■ STATED TASK: State how many lines of the entries hold the string "Christmas", and nothing more.

■ DATASET CONTENT:
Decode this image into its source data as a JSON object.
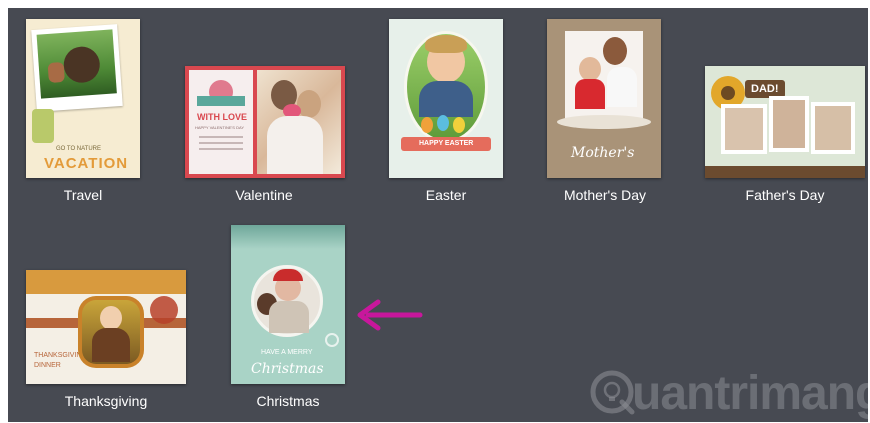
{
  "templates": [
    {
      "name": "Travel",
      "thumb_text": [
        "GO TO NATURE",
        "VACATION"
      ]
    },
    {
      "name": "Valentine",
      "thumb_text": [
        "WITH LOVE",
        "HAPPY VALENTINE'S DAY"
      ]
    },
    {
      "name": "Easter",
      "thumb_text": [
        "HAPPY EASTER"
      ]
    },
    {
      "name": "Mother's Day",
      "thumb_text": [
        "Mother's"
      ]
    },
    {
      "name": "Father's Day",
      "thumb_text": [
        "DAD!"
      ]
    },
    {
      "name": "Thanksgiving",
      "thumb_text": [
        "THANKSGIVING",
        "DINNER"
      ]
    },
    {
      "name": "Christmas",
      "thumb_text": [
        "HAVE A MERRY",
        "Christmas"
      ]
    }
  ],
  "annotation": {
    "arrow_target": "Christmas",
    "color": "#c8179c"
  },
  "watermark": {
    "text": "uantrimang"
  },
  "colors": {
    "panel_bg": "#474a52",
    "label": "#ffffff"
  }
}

■ RESULT: 3